- _Set problem_
Format every line of the entries below as a Markdown table with the columns "Row" and "Line," numbering the rows and omitting blank lines. Exclude the pictures from the table.

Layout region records
* start *
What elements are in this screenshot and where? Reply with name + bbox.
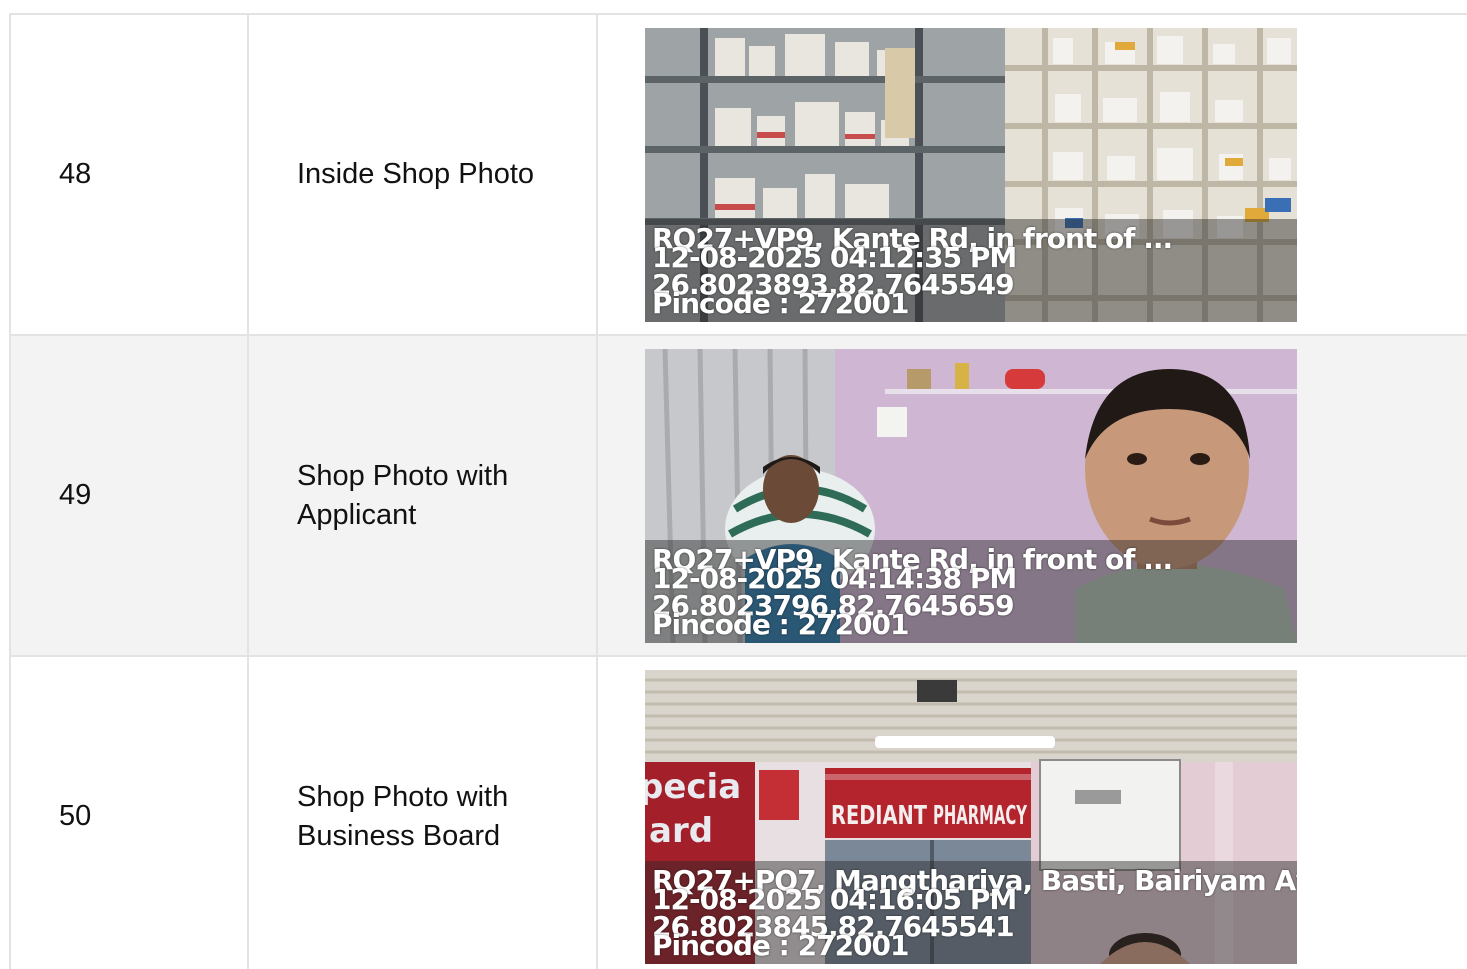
business-board-photo[interactable]: pecia ard REDIANT PHARMACY RQ27+PQ7, Man… xyxy=(645,669,1297,964)
geotag-pincode: Pincode : 272001 xyxy=(652,607,910,641)
inside-shop-photo[interactable]: RQ27+VP9, Kante Rd, in front of ... 12-0… xyxy=(645,27,1297,322)
photo-cell: RQ27+VP9, Kante Rd, in front of ... 12-0… xyxy=(596,334,1467,657)
photo-table: 48 Inside Shop Photo RQ27+VP9, Kante Rd,… xyxy=(9,13,1467,969)
row-number: 49 xyxy=(9,334,249,657)
geotag-pincode: Pincode : 272001 xyxy=(652,286,910,320)
photo-cell: pecia ard REDIANT PHARMACY RQ27+PQ7, Man… xyxy=(596,655,1467,969)
photo-cell: RQ27+VP9, Kante Rd, in front of ... 12-0… xyxy=(596,13,1467,336)
page: 48 Inside Shop Photo RQ27+VP9, Kante Rd,… xyxy=(0,0,1467,969)
row-number: 48 xyxy=(9,13,249,336)
geotag-overlay: RQ27+PQ7, Mangthariya, Basti, Bairiyam A… xyxy=(645,860,1297,964)
geotag-pincode: Pincode : 272001 xyxy=(652,928,910,962)
board-text-1: REDIANT xyxy=(831,801,927,831)
table-row: 50 Shop Photo with Business Board pecia … xyxy=(9,655,1467,969)
board-text-2: PHARMACY xyxy=(933,801,1028,831)
row-number: 50 xyxy=(9,655,249,969)
banner-text: pecia xyxy=(645,767,741,807)
geotag-overlay: RQ27+VP9, Kante Rd, in front of ... 12-0… xyxy=(645,539,1297,643)
banner-text-2: ard xyxy=(649,811,713,851)
row-label: Shop Photo with Business Board xyxy=(247,655,598,969)
geotag-overlay: RQ27+VP9, Kante Rd, in front of ... 12-0… xyxy=(645,218,1297,322)
row-label: Shop Photo with Applicant xyxy=(247,334,598,657)
row-label: Inside Shop Photo xyxy=(247,13,598,336)
table-row: 49 Shop Photo with Applicant RQ27+VP9, K… xyxy=(9,334,1467,657)
table-row: 48 Inside Shop Photo RQ27+VP9, Kante Rd,… xyxy=(9,13,1467,336)
applicant-photo[interactable]: RQ27+VP9, Kante Rd, in front of ... 12-0… xyxy=(645,348,1297,643)
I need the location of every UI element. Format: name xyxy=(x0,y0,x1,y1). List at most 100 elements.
* end *
- _Result of this task_
| Row | Line |
|---|---|
| 1 | What elements are in this screenshot and where? Reply with name + bbox. |
| 2 | business-board-photo[interactable]: pecia ard REDIANT PHARMACY RQ27+PQ7, Man… xyxy=(645,669,1297,964) |
| 3 | geotag-pincode: Pincode : 272001 xyxy=(652,607,910,641) |
| 4 | inside-shop-photo[interactable]: RQ27+VP9, Kante Rd, in front of ... 12-0… xyxy=(645,27,1297,322) |
| 5 | photo-cell: RQ27+VP9, Kante Rd, in front of ... 12-0… xyxy=(596,334,1467,657) |
| 6 | photo-table: 48 Inside Shop Photo RQ27+VP9, Kante Rd,… xyxy=(9,13,1467,969) |
| 7 | row-number: 49 xyxy=(9,334,249,657) |
| 8 | geotag-pincode: Pincode : 272001 xyxy=(652,286,910,320) |
| 9 | photo-cell: pecia ard REDIANT PHARMACY RQ27+PQ7, Man… xyxy=(596,655,1467,969) |
| 10 | photo-cell: RQ27+VP9, Kante Rd, in front of ... 12-0… xyxy=(596,13,1467,336) |
| 11 | page: 48 Inside Shop Photo RQ27+VP9, Kante Rd,… xyxy=(0,0,1467,969) |
| 12 | row-number: 48 xyxy=(9,13,249,336) |
| 13 | geotag-overlay: RQ27+PQ7, Mangthariya, Basti, Bairiyam A… xyxy=(645,860,1297,964) |
| 14 | geotag-pincode: Pincode : 272001 xyxy=(652,928,910,962) |
| 15 | board-text-1: REDIANT xyxy=(831,801,927,831) |
| 16 | table-row: 50 Shop Photo with Business Board pecia … xyxy=(9,655,1467,969) |
| 17 | board-text-2: PHARMACY xyxy=(933,801,1028,831) |
| 18 | row-number: 50 xyxy=(9,655,249,969) |
| 19 | banner-text: pecia xyxy=(645,767,741,807) |
| 20 | geotag-overlay: RQ27+VP9, Kante Rd, in front of ... 12-0… xyxy=(645,539,1297,643) |
| 21 | banner-text-2: ard xyxy=(649,811,713,851) |
| 22 | row-label: Shop Photo with Business Board xyxy=(247,655,598,969) |
| 23 | geotag-overlay: RQ27+VP9, Kante Rd, in front of ... 12-0… xyxy=(645,218,1297,322) |
| 24 | row-label: Shop Photo with Applicant xyxy=(247,334,598,657) |
| 25 | row-label: Inside Shop Photo xyxy=(247,13,598,336) |
| 26 | table-row: 49 Shop Photo with Applicant RQ27+VP9, K… xyxy=(9,334,1467,657) |
| 27 | table-row: 48 Inside Shop Photo RQ27+VP9, Kante Rd,… xyxy=(9,13,1467,336) |
| 28 | applicant-photo[interactable]: RQ27+VP9, Kante Rd, in front of ... 12-0… xyxy=(645,348,1297,643) |
| 29 | I need the location of every UI element. Format: name xyxy=(x0,y0,x1,y1). List at most 100 elements. |